** Goal **
Go through the material and write it all out exactly, minus the pictures.

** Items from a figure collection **
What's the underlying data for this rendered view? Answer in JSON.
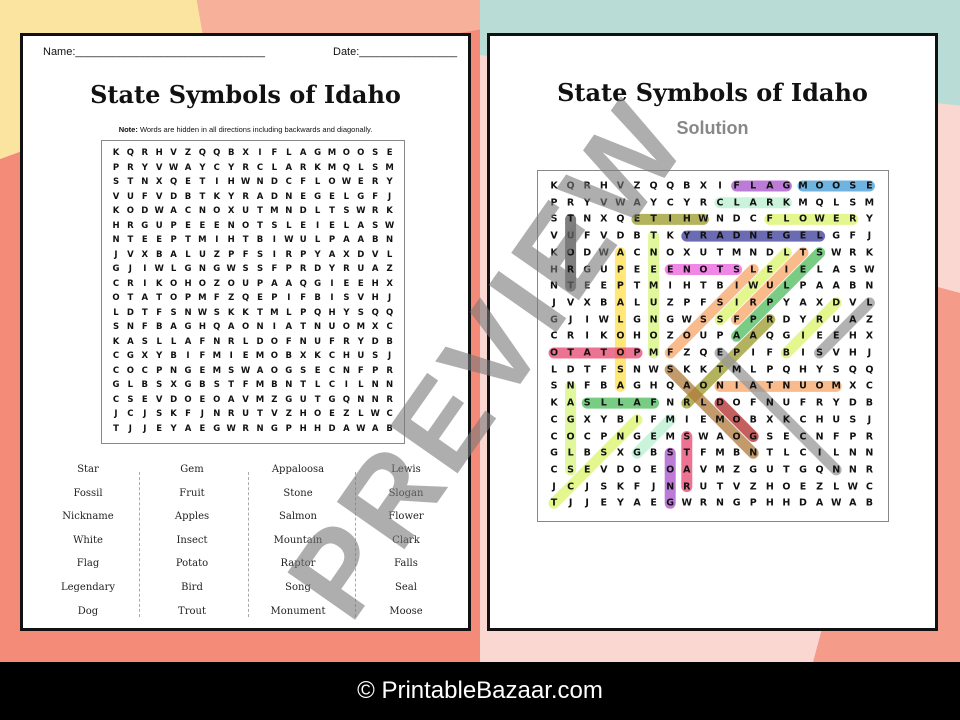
{
  "worksheet": {
    "name_label": "Name:_______________________________",
    "date_label": "Date:________________",
    "title": "State Symbols of Idaho",
    "note_bold": "Note:",
    "note": " Words are hidden in all directions including backwards and diagonally.",
    "grid": [
      "KQRHVZQQBXIFLAGMOOSE",
      "PRYVWAYCYRCLARKMQLSM",
      "STNXQETIHWNDCFLOWERY",
      "VUFVDBTKYRADNEGELGFJ",
      "KODWACNOXUTMNDLTSWRK",
      "HRGUPEEENOTSLEIELASW",
      "NTEEPTMIHTBIWULPAABN",
      "JVXBALUZPFSIRPYAXDVL",
      "GJIWLGNGWSSFPRDYRUAZ",
      "CRIKOHOZOUPAAQGIEEHX",
      "OTATOPMFZQEPIFBISVHJ",
      "LDTFSNWSKKTMLPQHYSQQ",
      "SNFBAGHQAONIATNUOMXC",
      "KASLLAFNRLDOFNUFRYDB",
      "CGXYBIFMIEMOBXKCHUSJ",
      "COCPNGEMSWAOGSECNFPR",
      "GLBSXGBSTFMBNTLCILNN",
      "CSEVDOEOAVMZGUTGQNNR",
      "JCJSKFJNRUTVZHOEZLWC",
      "TJJEYAEGWRNGPHHDAWAB"
    ],
    "word_columns": [
      [
        "Star",
        "Fossil",
        "Nickname",
        "White",
        "Flag",
        "Legendary",
        "Dog"
      ],
      [
        "Gem",
        "Fruit",
        "Apples",
        "Insect",
        "Potato",
        "Bird",
        "Trout"
      ],
      [
        "Appaloosa",
        "Stone",
        "Salmon",
        "Mountain",
        "Raptor",
        "Song",
        "Monument"
      ],
      [
        "Lewis",
        "Slogan",
        "Flower",
        "Clark",
        "Falls",
        "Seal",
        "Moose"
      ]
    ]
  },
  "solution": {
    "title": "State Symbols of Idaho",
    "subtitle": "Solution",
    "highlights": [
      {
        "word": "FLAG",
        "from": [
          0,
          11
        ],
        "to": [
          0,
          14
        ],
        "color": "#a64fc9"
      },
      {
        "word": "MOOSE",
        "from": [
          0,
          15
        ],
        "to": [
          0,
          19
        ],
        "color": "#3f9ad6"
      },
      {
        "word": "CLARK",
        "from": [
          1,
          10
        ],
        "to": [
          1,
          14
        ],
        "color": "#b8f0cf"
      },
      {
        "word": "WHITE",
        "from": [
          2,
          9
        ],
        "to": [
          2,
          5
        ],
        "color": "#9a9a28"
      },
      {
        "word": "FLOWER",
        "from": [
          2,
          13
        ],
        "to": [
          2,
          18
        ],
        "color": "#dcf56a"
      },
      {
        "word": "LEGENDARY",
        "from": [
          3,
          16
        ],
        "to": [
          3,
          8
        ],
        "color": "#3a3a9a"
      },
      {
        "word": "STONE",
        "from": [
          5,
          11
        ],
        "to": [
          5,
          7
        ],
        "color": "#ee5ee0"
      },
      {
        "word": "TROUT",
        "from": [
          6,
          1
        ],
        "to": [
          2,
          1
        ],
        "color": "#555555"
      },
      {
        "word": "APPALOOSA",
        "from": [
          4,
          4
        ],
        "to": [
          12,
          4
        ],
        "color": "#ffe14a"
      },
      {
        "word": "MONUMENT",
        "from": [
          10,
          6
        ],
        "to": [
          3,
          6
        ],
        "color": "#d6f57a"
      },
      {
        "word": "POTATO",
        "from": [
          10,
          5
        ],
        "to": [
          10,
          0
        ],
        "color": "#e8456e"
      },
      {
        "word": "MOUNTAIN",
        "from": [
          12,
          17
        ],
        "to": [
          12,
          10
        ],
        "color": "#f7a566"
      },
      {
        "word": "FALLS",
        "from": [
          13,
          6
        ],
        "to": [
          13,
          2
        ],
        "color": "#4cbb5c"
      },
      {
        "word": "SLOGAN",
        "from": [
          17,
          1
        ],
        "to": [
          12,
          1
        ],
        "color": "#d6f57a"
      },
      {
        "word": "STAR",
        "from": [
          15,
          8
        ],
        "to": [
          18,
          8
        ],
        "color": "#e8456e"
      },
      {
        "word": "SONG",
        "from": [
          16,
          7
        ],
        "to": [
          19,
          7
        ],
        "color": "#a64fc9"
      },
      {
        "word": "DOG",
        "from": [
          13,
          10
        ],
        "to": [
          15,
          12
        ],
        "color": "#b02a2a"
      },
      {
        "word": "FRUIT",
        "from": [
          8,
          11
        ],
        "to": [
          4,
          15
        ],
        "color": "#f7a566"
      },
      {
        "word": "FOSSIL",
        "from": [
          10,
          7
        ],
        "to": [
          5,
          12
        ],
        "color": "#f7a566"
      },
      {
        "word": "LEWIS",
        "from": [
          4,
          14
        ],
        "to": [
          8,
          10
        ],
        "color": "#dcf56a"
      },
      {
        "word": "APPLES",
        "from": [
          9,
          11
        ],
        "to": [
          4,
          16
        ],
        "color": "#4cbb5c"
      },
      {
        "word": "RAPTOR",
        "from": [
          8,
          13
        ],
        "to": [
          13,
          8
        ],
        "color": "#9a9a28"
      },
      {
        "word": "SALMON",
        "from": [
          11,
          7
        ],
        "to": [
          16,
          12
        ],
        "color": "#b07a3a"
      },
      {
        "word": "NICKNAME",
        "from": [
          17,
          17
        ],
        "to": [
          10,
          10
        ],
        "color": "#999999"
      },
      {
        "word": "SEAL",
        "from": [
          10,
          16
        ],
        "to": [
          7,
          19
        ],
        "color": "#999999"
      },
      {
        "word": "BIRD",
        "from": [
          10,
          14
        ],
        "to": [
          7,
          17
        ],
        "color": "#dcf56a"
      },
      {
        "word": "INSECT",
        "from": [
          14,
          5
        ],
        "to": [
          19,
          0
        ],
        "color": "#dcf56a"
      },
      {
        "word": "GEM",
        "from": [
          16,
          5
        ],
        "to": [
          14,
          7
        ],
        "color": "#b8f0cf"
      }
    ]
  },
  "watermark": "PREVIEW",
  "footer": "© PrintableBazaar.com"
}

** Full solution **
What's the underlying data for this rendered view? Answer in JSON.
{
  "worksheet": {
    "name_label": "Name:_______________________________",
    "date_label": "Date:________________",
    "title": "State Symbols of Idaho",
    "note_bold": "Note:",
    "note": " Words are hidden in all directions including backwards and diagonally.",
    "grid": [
      "KQRHVZQQBXIFLAGMOOSE",
      "PRYVWAYCYRCLARKMQLSM",
      "STNXQETIHWNDCFLOWERY",
      "VUFVDBTKYRADNEGELGFJ",
      "KODWACNOXUTMNDLTSWRK",
      "HRGUPEEENOTSLEIELASW",
      "NTEEPTMIHTBIWULPAABN",
      "JVXBALUZPFSIRPYAXDVL",
      "GJIWLGNGWSSFPRDYRUAZ",
      "CRIKOHOZOUPAAQGIEEHX",
      "OTATOPMFZQEPIFBISVHJ",
      "LDTFSNWSKKTMLPQHYSQQ",
      "SNFBAGHQAONIATNUOMXC",
      "KASLLAFNRLDOFNUFRYDB",
      "CGXYBIFMIEMOBXKCHUSJ",
      "COCPNGEMSWAOGSECNFPR",
      "GLBSXGBSTFMBNTLCILNN",
      "CSEVDOEOAVMZGUTGQNNR",
      "JCJSKFJNRUTVZHOEZLWC",
      "TJJEYAEGWRNGPHHDAWAB"
    ],
    "word_columns": [
      [
        "Star",
        "Fossil",
        "Nickname",
        "White",
        "Flag",
        "Legendary",
        "Dog"
      ],
      [
        "Gem",
        "Fruit",
        "Apples",
        "Insect",
        "Potato",
        "Bird",
        "Trout"
      ],
      [
        "Appaloosa",
        "Stone",
        "Salmon",
        "Mountain",
        "Raptor",
        "Song",
        "Monument"
      ],
      [
        "Lewis",
        "Slogan",
        "Flower",
        "Clark",
        "Falls",
        "Seal",
        "Moose"
      ]
    ]
  },
  "solution": {
    "title": "State Symbols of Idaho",
    "subtitle": "Solution",
    "highlights": [
      {
        "word": "FLAG",
        "from": [
          0,
          11
        ],
        "to": [
          0,
          14
        ],
        "color": "#a64fc9"
      },
      {
        "word": "MOOSE",
        "from": [
          0,
          15
        ],
        "to": [
          0,
          19
        ],
        "color": "#3f9ad6"
      },
      {
        "word": "CLARK",
        "from": [
          1,
          10
        ],
        "to": [
          1,
          14
        ],
        "color": "#b8f0cf"
      },
      {
        "word": "WHITE",
        "from": [
          2,
          9
        ],
        "to": [
          2,
          5
        ],
        "color": "#9a9a28"
      },
      {
        "word": "FLOWER",
        "from": [
          2,
          13
        ],
        "to": [
          2,
          18
        ],
        "color": "#dcf56a"
      },
      {
        "word": "LEGENDARY",
        "from": [
          3,
          16
        ],
        "to": [
          3,
          8
        ],
        "color": "#3a3a9a"
      },
      {
        "word": "STONE",
        "from": [
          5,
          11
        ],
        "to": [
          5,
          7
        ],
        "color": "#ee5ee0"
      },
      {
        "word": "TROUT",
        "from": [
          6,
          1
        ],
        "to": [
          2,
          1
        ],
        "color": "#555555"
      },
      {
        "word": "APPALOOSA",
        "from": [
          4,
          4
        ],
        "to": [
          12,
          4
        ],
        "color": "#ffe14a"
      },
      {
        "word": "MONUMENT",
        "from": [
          10,
          6
        ],
        "to": [
          3,
          6
        ],
        "color": "#d6f57a"
      },
      {
        "word": "POTATO",
        "from": [
          10,
          5
        ],
        "to": [
          10,
          0
        ],
        "color": "#e8456e"
      },
      {
        "word": "MOUNTAIN",
        "from": [
          12,
          17
        ],
        "to": [
          12,
          10
        ],
        "color": "#f7a566"
      },
      {
        "word": "FALLS",
        "from": [
          13,
          6
        ],
        "to": [
          13,
          2
        ],
        "color": "#4cbb5c"
      },
      {
        "word": "SLOGAN",
        "from": [
          17,
          1
        ],
        "to": [
          12,
          1
        ],
        "color": "#d6f57a"
      },
      {
        "word": "STAR",
        "from": [
          15,
          8
        ],
        "to": [
          18,
          8
        ],
        "color": "#e8456e"
      },
      {
        "word": "SONG",
        "from": [
          16,
          7
        ],
        "to": [
          19,
          7
        ],
        "color": "#a64fc9"
      },
      {
        "word": "DOG",
        "from": [
          13,
          10
        ],
        "to": [
          15,
          12
        ],
        "color": "#b02a2a"
      },
      {
        "word": "FRUIT",
        "from": [
          8,
          11
        ],
        "to": [
          4,
          15
        ],
        "color": "#f7a566"
      },
      {
        "word": "FOSSIL",
        "from": [
          10,
          7
        ],
        "to": [
          5,
          12
        ],
        "color": "#f7a566"
      },
      {
        "word": "LEWIS",
        "from": [
          4,
          14
        ],
        "to": [
          8,
          10
        ],
        "color": "#dcf56a"
      },
      {
        "word": "APPLES",
        "from": [
          9,
          11
        ],
        "to": [
          4,
          16
        ],
        "color": "#4cbb5c"
      },
      {
        "word": "RAPTOR",
        "from": [
          8,
          13
        ],
        "to": [
          13,
          8
        ],
        "color": "#9a9a28"
      },
      {
        "word": "SALMON",
        "from": [
          11,
          7
        ],
        "to": [
          16,
          12
        ],
        "color": "#b07a3a"
      },
      {
        "word": "NICKNAME",
        "from": [
          17,
          17
        ],
        "to": [
          10,
          10
        ],
        "color": "#999999"
      },
      {
        "word": "SEAL",
        "from": [
          10,
          16
        ],
        "to": [
          7,
          19
        ],
        "color": "#999999"
      },
      {
        "word": "BIRD",
        "from": [
          10,
          14
        ],
        "to": [
          7,
          17
        ],
        "color": "#dcf56a"
      },
      {
        "word": "INSECT",
        "from": [
          14,
          5
        ],
        "to": [
          19,
          0
        ],
        "color": "#dcf56a"
      },
      {
        "word": "GEM",
        "from": [
          16,
          5
        ],
        "to": [
          14,
          7
        ],
        "color": "#b8f0cf"
      }
    ]
  },
  "watermark": "PREVIEW",
  "footer": "© PrintableBazaar.com"
}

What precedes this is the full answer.